START EXERCISE INPUT

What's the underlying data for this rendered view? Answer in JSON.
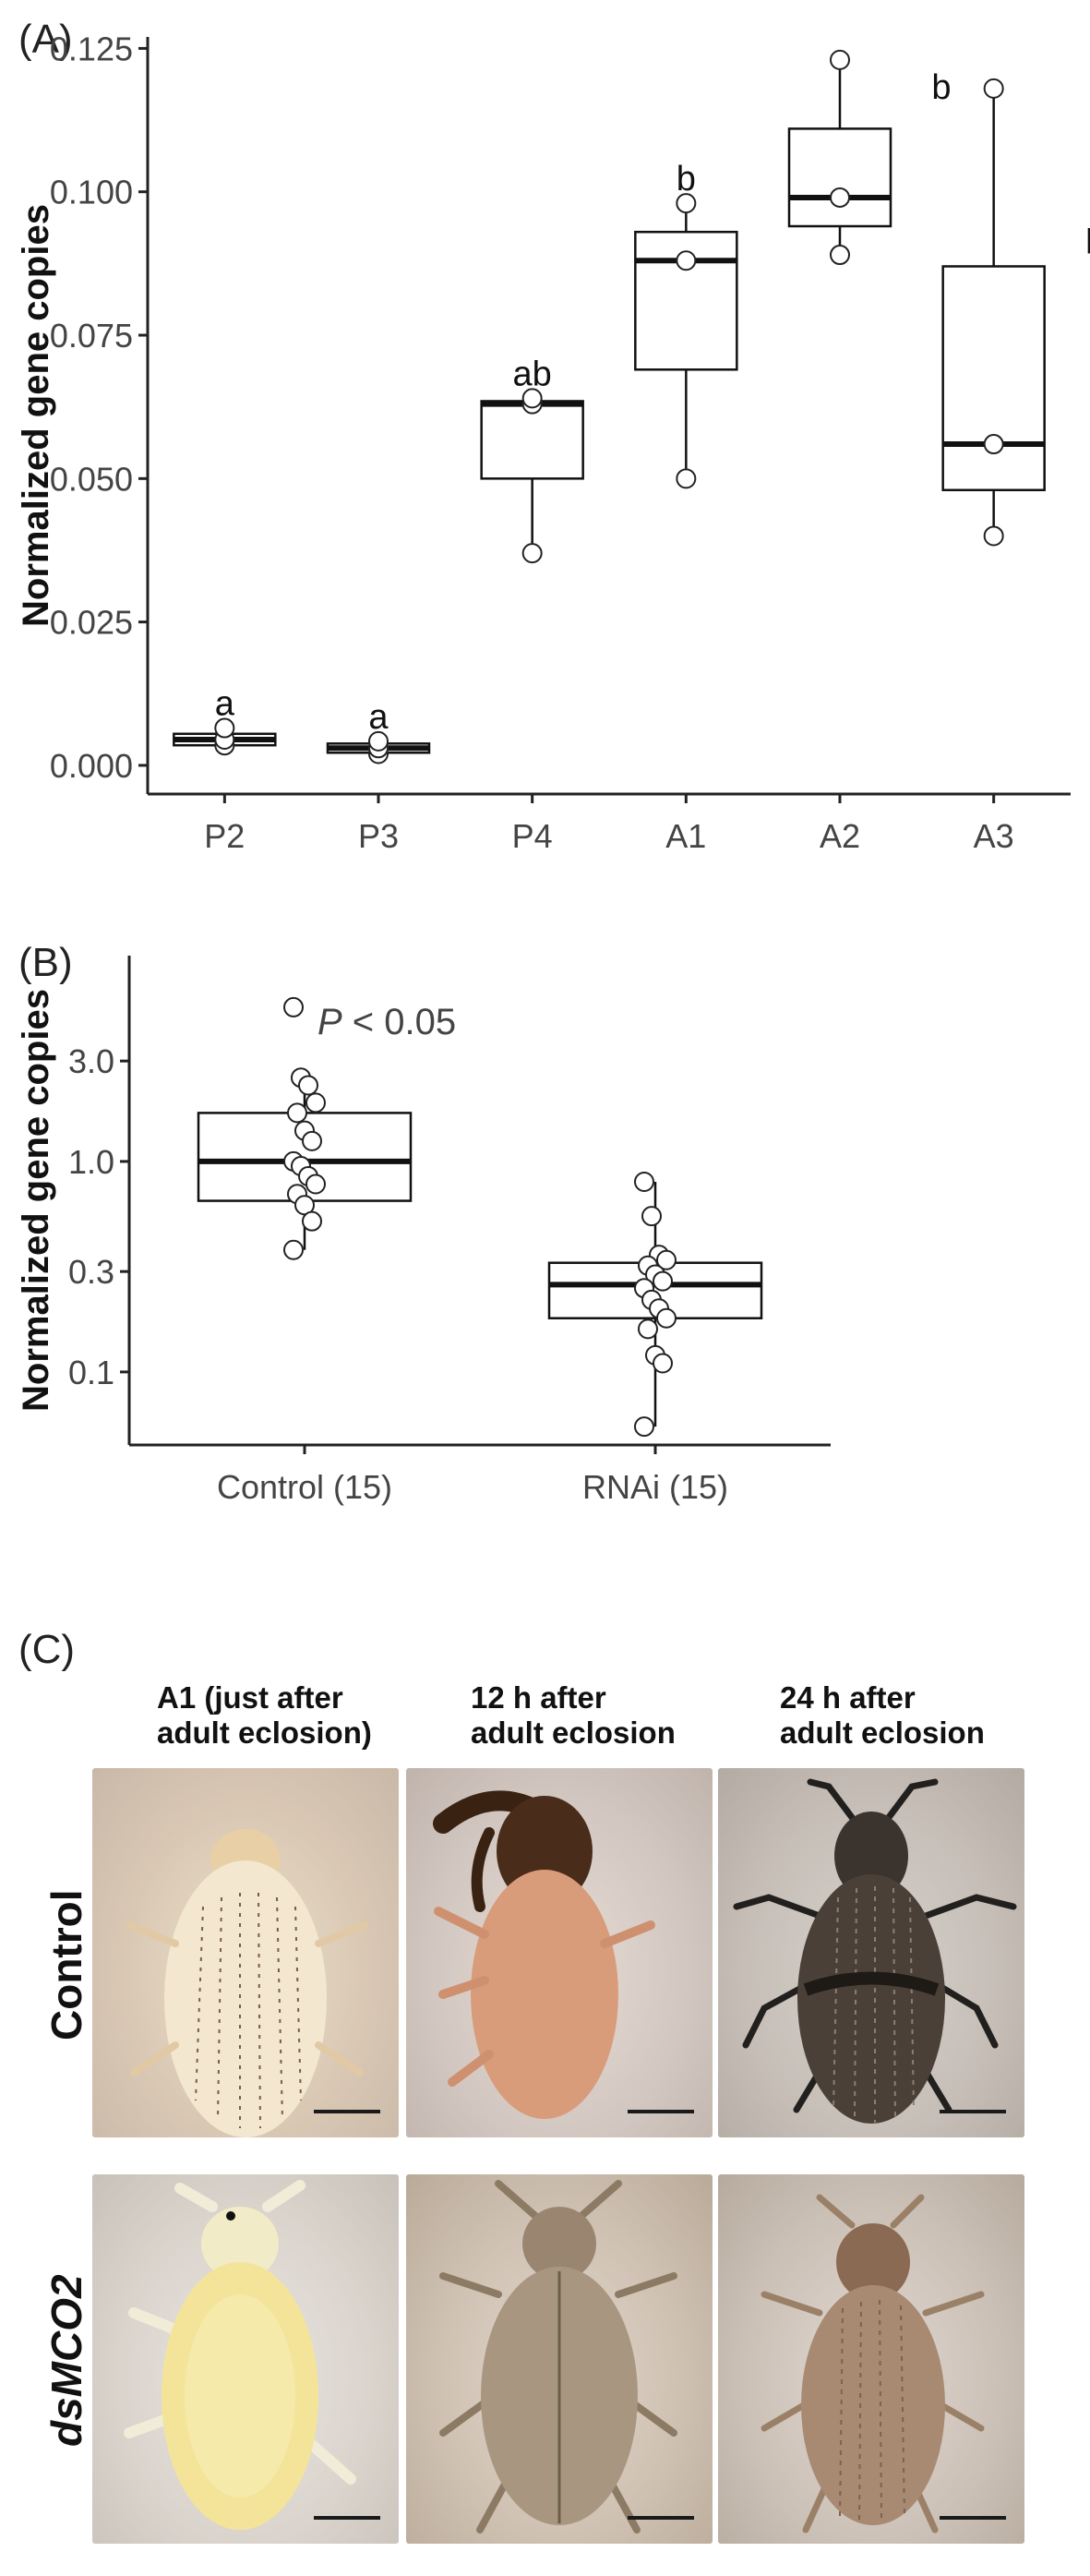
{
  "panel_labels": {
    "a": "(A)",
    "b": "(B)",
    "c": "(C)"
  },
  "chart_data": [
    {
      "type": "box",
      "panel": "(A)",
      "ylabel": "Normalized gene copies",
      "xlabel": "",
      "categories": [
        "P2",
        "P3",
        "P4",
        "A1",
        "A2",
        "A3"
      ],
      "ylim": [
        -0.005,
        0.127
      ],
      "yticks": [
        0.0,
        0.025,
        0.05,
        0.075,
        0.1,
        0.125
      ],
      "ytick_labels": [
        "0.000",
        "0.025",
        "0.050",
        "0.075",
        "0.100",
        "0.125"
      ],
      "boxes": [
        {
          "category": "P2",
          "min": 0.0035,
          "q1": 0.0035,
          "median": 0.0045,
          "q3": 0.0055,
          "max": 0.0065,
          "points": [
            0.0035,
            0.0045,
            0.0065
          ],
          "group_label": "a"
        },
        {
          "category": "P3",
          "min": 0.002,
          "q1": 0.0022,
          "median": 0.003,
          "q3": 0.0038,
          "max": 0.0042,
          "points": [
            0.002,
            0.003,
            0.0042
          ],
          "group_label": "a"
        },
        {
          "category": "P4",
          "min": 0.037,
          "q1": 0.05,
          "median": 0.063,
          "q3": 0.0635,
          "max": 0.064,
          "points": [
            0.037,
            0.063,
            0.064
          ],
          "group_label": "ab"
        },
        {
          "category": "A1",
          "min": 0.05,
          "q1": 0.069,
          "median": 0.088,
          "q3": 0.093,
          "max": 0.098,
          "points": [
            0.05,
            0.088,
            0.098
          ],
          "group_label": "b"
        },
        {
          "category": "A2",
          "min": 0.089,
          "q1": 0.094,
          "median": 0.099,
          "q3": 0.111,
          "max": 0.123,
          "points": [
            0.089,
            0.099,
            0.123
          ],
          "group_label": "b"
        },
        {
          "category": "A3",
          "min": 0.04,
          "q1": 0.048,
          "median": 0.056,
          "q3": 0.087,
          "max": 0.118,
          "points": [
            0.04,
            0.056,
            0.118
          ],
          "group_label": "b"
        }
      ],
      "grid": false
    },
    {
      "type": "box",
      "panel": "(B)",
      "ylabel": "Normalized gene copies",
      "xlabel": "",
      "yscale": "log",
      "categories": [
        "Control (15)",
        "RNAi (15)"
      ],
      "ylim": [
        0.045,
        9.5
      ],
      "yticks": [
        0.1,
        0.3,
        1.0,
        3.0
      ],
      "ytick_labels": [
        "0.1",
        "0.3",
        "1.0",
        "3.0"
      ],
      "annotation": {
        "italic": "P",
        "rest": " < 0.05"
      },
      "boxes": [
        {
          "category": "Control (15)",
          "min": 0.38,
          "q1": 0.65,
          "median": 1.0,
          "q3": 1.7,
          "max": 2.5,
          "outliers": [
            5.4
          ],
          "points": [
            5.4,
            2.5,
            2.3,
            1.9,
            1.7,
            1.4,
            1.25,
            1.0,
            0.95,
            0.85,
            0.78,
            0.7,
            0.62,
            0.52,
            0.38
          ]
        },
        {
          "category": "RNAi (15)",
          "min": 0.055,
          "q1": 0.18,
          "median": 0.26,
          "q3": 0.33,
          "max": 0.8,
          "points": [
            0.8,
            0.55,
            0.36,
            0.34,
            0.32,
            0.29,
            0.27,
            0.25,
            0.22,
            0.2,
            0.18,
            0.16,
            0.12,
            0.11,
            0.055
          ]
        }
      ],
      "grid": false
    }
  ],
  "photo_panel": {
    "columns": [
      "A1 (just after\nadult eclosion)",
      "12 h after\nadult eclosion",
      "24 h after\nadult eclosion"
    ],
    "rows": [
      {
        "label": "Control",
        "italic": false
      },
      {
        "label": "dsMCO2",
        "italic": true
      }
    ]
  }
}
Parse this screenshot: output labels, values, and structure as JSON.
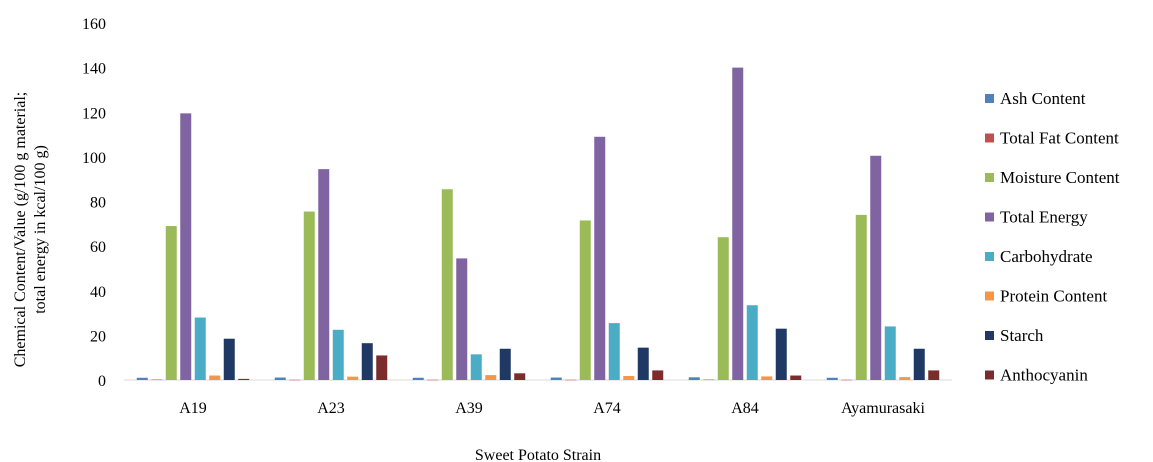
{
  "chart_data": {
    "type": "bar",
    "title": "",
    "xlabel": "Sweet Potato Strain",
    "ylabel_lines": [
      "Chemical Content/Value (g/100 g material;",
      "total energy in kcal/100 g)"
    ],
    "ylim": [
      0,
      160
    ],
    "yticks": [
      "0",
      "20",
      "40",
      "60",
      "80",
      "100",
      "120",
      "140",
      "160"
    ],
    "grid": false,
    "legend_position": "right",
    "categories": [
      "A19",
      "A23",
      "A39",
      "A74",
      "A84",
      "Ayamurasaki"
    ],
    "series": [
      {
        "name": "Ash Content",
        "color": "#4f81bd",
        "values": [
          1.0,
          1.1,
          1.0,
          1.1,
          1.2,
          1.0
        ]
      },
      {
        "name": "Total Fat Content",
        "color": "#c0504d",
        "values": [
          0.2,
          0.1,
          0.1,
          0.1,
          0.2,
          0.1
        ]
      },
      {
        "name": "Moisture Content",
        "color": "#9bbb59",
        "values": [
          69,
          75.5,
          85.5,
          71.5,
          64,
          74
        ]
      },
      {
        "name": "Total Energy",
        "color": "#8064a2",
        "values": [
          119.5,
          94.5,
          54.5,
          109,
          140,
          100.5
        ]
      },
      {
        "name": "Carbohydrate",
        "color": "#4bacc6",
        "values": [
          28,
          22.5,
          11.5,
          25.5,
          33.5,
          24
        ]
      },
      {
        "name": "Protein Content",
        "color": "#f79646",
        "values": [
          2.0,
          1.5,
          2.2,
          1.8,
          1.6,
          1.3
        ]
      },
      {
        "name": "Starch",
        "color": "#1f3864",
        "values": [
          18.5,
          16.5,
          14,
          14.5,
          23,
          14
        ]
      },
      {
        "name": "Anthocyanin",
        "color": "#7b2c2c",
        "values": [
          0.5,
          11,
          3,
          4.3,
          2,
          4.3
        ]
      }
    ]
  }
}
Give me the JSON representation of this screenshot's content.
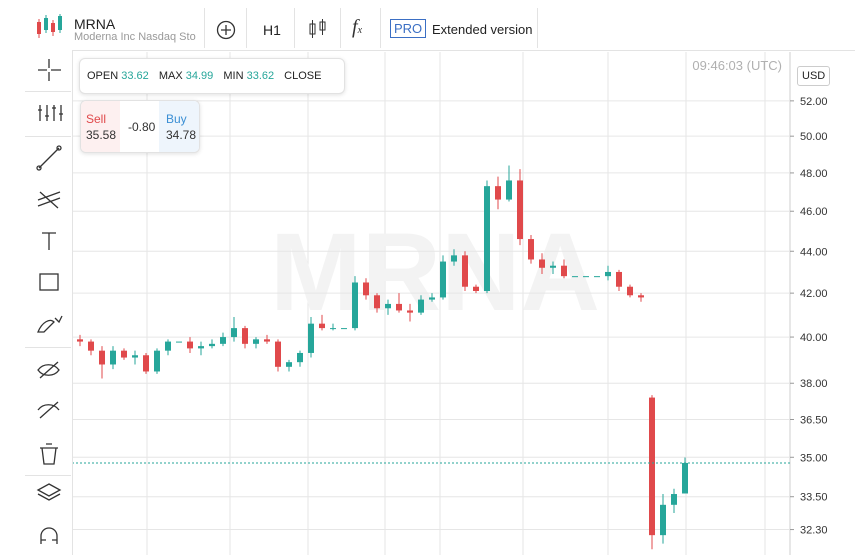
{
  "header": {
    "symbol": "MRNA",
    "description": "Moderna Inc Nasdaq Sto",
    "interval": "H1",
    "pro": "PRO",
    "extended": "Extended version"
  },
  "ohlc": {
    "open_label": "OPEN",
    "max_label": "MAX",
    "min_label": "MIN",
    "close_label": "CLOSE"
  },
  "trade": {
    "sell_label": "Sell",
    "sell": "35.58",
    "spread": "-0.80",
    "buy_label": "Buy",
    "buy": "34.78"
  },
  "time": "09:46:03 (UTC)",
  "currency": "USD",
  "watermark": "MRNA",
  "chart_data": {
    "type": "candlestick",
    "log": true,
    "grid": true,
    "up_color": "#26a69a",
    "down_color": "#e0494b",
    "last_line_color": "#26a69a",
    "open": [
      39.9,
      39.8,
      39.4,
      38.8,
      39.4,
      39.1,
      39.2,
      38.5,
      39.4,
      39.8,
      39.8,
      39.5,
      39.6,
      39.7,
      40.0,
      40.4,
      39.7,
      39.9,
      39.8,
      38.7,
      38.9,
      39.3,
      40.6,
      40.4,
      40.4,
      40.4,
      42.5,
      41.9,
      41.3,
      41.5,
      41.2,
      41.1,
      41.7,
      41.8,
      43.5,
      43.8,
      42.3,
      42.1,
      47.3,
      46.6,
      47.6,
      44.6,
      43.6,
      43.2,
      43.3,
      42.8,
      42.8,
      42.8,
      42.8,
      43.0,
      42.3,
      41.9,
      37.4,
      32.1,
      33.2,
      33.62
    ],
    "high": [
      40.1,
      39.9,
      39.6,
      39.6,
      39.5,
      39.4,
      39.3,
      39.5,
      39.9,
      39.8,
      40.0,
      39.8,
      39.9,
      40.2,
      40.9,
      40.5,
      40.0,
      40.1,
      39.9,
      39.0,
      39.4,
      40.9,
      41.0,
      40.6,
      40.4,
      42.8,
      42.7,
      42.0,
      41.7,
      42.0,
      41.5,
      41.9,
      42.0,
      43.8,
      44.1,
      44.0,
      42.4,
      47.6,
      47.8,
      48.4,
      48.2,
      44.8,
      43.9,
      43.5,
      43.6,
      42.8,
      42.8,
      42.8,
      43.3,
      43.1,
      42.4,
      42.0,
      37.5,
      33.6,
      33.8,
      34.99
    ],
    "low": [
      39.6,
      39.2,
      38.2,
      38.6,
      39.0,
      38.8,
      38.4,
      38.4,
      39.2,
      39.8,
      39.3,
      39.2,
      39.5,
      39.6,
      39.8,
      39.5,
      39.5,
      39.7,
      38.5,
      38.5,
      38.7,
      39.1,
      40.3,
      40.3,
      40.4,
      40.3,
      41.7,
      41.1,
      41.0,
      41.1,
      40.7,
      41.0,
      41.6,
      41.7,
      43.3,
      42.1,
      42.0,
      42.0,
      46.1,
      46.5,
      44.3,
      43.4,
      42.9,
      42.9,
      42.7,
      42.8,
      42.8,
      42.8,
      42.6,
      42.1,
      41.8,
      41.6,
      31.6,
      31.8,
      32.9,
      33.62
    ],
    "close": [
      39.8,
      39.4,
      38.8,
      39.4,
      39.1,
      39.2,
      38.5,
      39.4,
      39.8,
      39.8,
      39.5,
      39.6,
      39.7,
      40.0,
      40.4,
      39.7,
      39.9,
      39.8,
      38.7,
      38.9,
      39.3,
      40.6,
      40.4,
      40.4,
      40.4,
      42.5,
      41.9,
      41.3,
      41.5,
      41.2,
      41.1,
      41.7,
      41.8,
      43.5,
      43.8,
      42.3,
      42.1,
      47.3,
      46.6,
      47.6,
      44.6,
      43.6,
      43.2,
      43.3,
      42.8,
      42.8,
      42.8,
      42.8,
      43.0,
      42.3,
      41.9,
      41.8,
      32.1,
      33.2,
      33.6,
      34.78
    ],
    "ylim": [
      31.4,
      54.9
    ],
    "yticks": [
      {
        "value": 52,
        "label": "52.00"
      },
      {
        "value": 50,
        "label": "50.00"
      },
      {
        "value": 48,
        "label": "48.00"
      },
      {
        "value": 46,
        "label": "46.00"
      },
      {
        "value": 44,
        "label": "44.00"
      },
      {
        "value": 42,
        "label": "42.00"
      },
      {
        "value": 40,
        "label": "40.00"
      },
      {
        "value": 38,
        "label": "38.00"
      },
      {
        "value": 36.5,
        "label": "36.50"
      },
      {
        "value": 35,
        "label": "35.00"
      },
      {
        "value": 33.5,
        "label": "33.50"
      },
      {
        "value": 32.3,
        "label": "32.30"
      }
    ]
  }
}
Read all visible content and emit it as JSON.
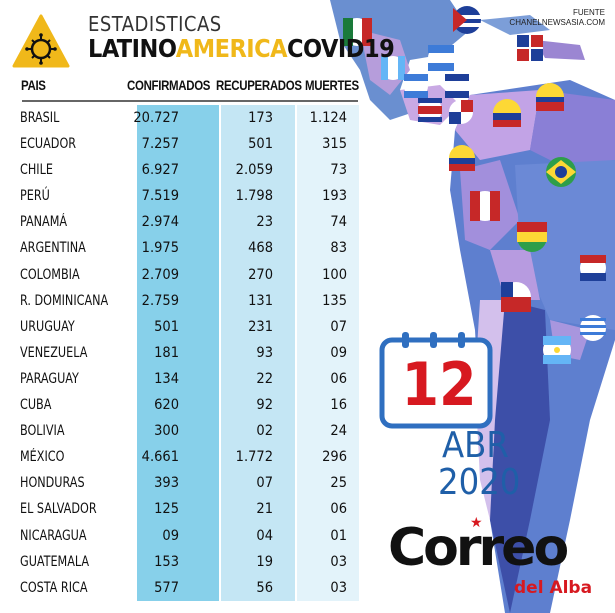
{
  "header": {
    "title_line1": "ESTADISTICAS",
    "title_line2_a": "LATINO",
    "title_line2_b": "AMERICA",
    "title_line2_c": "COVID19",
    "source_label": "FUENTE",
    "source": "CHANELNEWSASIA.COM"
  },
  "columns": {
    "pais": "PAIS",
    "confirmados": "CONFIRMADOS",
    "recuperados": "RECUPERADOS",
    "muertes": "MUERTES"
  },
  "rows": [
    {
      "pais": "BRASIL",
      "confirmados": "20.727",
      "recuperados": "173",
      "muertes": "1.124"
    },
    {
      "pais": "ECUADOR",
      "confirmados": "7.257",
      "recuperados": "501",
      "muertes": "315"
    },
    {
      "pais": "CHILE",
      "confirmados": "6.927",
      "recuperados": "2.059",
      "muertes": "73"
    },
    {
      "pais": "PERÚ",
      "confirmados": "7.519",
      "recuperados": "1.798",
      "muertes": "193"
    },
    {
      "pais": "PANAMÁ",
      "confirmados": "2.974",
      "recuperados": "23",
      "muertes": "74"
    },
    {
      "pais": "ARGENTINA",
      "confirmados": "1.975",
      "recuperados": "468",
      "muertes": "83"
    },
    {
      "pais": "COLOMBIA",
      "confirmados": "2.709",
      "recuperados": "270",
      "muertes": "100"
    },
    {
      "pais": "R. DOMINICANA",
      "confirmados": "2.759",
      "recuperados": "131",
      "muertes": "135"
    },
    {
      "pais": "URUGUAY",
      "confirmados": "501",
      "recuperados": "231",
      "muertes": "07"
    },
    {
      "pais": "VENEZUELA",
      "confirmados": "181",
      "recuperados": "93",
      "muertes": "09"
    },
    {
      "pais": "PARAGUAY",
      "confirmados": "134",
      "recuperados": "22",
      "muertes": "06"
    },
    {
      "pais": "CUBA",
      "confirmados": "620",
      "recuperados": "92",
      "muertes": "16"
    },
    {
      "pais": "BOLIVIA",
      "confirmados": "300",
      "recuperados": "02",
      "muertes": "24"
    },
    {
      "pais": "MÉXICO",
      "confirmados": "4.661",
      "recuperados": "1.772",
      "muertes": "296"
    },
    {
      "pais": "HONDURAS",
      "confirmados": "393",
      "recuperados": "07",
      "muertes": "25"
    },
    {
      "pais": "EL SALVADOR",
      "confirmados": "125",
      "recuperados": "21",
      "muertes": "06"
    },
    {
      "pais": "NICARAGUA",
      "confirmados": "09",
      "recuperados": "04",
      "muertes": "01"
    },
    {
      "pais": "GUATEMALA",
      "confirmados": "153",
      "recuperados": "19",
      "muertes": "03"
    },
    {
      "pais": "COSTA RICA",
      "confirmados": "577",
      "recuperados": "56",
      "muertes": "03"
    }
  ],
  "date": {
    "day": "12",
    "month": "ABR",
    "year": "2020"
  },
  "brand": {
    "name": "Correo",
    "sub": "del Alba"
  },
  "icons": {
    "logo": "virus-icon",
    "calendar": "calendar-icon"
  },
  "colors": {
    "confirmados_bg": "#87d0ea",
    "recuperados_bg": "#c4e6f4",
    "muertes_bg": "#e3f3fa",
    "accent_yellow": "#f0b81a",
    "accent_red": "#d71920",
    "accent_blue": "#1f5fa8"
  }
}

END EXERCISE INPUT

ASSIGNMENT: Copy each line of the records that contains the word "median".

RESULT FOR THIS EXERCISE:
          "median": 0.0045,
          "median": 0.003,
          "median": 0.063,
          "median": 0.088,
          "median": 0.099,
          "median": 0.056,
          "median": 1.0,
          "median": 0.26,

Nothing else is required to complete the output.